The problem
From the listing below, select every line where the word "diamond" appears.

======== Records for this exercise ========

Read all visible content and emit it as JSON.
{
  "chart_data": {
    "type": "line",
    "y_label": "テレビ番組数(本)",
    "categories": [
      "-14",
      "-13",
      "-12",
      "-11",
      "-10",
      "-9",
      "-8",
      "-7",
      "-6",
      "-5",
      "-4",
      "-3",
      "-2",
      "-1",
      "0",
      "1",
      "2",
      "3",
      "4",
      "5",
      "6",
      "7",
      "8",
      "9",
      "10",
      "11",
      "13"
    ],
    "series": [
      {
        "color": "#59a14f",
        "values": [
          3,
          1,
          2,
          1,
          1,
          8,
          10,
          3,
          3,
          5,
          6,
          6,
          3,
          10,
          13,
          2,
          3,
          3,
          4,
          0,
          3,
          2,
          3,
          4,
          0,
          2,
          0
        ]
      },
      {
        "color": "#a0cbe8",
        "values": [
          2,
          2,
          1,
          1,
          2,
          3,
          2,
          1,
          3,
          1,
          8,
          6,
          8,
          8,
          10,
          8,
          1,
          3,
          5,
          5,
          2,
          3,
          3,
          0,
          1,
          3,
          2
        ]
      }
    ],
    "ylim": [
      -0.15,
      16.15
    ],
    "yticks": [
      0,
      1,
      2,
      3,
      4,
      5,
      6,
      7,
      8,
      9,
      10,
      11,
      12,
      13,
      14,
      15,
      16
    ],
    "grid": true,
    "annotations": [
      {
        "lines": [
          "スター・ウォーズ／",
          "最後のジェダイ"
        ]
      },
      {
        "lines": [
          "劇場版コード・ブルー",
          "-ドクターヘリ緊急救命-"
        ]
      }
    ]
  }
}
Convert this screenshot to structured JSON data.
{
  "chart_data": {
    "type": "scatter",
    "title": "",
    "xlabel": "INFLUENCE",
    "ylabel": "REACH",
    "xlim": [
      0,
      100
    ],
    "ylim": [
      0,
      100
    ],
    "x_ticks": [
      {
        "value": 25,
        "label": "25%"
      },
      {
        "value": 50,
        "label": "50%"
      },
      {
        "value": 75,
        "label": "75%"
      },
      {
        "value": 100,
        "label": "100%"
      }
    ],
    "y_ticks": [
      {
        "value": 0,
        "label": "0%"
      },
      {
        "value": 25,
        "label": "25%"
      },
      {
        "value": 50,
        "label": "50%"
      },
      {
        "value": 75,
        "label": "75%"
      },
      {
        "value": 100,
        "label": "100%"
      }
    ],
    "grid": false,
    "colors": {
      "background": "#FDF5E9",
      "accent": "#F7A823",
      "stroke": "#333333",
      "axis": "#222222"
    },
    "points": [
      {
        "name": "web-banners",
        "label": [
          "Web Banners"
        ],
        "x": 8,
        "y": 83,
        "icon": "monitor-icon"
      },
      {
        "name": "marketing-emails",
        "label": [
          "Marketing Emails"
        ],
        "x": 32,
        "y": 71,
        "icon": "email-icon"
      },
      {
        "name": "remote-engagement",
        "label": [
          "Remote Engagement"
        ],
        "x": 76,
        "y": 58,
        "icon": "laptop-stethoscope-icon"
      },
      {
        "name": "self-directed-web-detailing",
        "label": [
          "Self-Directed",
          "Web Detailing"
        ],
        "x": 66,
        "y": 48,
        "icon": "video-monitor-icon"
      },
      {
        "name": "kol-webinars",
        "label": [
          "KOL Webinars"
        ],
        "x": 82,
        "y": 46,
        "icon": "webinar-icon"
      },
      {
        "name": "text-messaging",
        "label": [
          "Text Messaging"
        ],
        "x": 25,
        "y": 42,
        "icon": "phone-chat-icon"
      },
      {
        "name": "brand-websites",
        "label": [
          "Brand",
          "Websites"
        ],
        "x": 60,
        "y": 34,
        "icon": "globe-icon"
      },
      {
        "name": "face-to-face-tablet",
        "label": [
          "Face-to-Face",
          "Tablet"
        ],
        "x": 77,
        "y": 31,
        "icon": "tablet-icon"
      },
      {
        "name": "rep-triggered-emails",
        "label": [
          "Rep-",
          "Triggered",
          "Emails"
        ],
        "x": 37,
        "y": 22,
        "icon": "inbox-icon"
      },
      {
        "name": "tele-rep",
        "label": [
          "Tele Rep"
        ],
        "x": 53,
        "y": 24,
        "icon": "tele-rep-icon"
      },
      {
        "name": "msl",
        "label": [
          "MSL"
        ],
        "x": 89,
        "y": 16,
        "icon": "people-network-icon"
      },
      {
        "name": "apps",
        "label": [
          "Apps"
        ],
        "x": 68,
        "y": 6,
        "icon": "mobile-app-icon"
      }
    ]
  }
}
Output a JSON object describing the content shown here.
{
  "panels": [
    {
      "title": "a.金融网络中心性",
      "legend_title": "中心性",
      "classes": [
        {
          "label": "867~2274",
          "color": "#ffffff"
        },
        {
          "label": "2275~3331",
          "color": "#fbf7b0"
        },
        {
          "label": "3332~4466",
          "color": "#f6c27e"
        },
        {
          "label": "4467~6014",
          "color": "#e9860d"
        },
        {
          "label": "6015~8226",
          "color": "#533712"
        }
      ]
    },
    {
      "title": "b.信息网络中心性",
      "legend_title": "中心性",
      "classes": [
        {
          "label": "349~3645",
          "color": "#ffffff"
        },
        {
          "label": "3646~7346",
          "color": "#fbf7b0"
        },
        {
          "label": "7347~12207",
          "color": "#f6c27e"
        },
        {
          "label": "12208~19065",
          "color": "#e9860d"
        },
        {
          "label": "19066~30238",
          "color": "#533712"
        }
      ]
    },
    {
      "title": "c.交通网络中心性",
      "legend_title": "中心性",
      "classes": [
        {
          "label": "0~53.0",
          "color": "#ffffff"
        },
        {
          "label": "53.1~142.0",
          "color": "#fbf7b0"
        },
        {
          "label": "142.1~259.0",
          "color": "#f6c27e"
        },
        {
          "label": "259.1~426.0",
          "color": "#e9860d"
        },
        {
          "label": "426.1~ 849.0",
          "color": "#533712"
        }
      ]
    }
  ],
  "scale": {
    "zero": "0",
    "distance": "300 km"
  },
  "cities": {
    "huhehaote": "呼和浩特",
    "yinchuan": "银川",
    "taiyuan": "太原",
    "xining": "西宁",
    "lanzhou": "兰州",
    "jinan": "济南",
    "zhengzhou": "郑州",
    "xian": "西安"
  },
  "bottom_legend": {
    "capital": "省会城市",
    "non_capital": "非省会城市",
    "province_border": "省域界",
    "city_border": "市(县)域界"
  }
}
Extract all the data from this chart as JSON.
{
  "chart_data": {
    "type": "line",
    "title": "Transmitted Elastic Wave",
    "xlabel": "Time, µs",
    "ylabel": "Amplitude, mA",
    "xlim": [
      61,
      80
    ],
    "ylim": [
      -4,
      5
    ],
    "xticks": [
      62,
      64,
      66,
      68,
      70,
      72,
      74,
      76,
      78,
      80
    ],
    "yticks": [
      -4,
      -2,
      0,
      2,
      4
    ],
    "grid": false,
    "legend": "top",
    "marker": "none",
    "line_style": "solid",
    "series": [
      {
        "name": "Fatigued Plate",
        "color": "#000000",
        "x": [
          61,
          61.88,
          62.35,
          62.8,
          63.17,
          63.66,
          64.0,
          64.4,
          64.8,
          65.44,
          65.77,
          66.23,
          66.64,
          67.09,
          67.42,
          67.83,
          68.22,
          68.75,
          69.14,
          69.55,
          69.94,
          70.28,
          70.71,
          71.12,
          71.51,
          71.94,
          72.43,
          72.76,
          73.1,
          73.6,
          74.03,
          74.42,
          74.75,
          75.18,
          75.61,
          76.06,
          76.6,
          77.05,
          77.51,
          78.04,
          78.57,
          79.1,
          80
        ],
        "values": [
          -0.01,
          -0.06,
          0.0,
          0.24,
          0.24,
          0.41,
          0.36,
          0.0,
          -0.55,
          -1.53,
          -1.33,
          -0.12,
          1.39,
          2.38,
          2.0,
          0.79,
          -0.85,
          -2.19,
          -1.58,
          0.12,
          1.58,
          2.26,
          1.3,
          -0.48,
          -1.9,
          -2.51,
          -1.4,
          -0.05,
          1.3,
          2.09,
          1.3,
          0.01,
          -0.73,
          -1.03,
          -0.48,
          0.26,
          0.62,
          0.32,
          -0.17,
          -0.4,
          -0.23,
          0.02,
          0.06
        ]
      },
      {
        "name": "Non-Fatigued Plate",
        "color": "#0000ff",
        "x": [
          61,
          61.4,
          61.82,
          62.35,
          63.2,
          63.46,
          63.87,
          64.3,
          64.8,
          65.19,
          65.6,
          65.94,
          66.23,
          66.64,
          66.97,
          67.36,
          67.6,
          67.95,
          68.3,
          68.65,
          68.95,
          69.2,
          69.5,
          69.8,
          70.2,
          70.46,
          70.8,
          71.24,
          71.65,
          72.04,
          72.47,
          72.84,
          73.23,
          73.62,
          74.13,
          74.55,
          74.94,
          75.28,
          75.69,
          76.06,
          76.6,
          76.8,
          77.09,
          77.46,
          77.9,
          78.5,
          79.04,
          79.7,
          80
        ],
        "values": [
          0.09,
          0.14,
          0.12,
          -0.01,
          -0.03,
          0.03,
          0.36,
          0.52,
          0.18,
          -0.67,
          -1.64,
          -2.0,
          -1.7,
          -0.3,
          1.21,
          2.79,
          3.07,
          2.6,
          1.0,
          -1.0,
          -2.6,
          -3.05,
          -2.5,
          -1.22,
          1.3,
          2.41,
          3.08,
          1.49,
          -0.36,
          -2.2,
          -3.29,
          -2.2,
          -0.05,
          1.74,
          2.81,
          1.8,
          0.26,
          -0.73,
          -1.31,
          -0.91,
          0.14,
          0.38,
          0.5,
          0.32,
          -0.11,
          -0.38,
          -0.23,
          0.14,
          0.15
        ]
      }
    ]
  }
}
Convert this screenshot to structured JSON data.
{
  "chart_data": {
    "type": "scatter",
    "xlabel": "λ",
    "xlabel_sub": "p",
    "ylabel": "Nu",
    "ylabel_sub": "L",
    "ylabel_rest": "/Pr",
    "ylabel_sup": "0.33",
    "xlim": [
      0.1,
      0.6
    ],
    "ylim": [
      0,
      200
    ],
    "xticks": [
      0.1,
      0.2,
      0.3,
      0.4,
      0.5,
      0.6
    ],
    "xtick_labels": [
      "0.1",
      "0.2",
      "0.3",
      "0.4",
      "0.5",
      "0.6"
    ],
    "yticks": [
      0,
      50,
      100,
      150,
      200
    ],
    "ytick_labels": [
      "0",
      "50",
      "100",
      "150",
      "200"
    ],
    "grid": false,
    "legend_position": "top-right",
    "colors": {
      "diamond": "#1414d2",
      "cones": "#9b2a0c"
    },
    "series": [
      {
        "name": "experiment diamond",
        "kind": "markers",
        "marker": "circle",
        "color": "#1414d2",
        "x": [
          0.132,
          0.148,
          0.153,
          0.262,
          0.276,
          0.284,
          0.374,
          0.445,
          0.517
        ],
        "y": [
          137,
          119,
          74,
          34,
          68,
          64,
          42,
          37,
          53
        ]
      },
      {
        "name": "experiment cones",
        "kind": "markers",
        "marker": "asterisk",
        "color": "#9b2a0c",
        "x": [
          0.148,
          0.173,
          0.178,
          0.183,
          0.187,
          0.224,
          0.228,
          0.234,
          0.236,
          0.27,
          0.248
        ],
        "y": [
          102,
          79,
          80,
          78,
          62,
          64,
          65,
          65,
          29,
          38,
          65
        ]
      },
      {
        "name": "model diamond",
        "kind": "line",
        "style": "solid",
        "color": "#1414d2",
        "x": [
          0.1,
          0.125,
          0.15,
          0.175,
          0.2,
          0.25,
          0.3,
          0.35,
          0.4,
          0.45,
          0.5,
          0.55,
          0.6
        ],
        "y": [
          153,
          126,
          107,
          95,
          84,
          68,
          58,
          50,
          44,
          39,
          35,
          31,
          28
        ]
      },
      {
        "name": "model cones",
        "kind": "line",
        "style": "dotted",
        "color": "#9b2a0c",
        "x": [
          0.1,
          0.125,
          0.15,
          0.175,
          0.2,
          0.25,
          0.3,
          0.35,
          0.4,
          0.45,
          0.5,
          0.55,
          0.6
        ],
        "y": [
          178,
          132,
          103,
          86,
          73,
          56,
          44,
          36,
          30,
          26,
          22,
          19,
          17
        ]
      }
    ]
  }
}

========

Answer to the task
      "diamond": "#1414d2",
        "name": "experiment diamond",
        "name": "model diamond",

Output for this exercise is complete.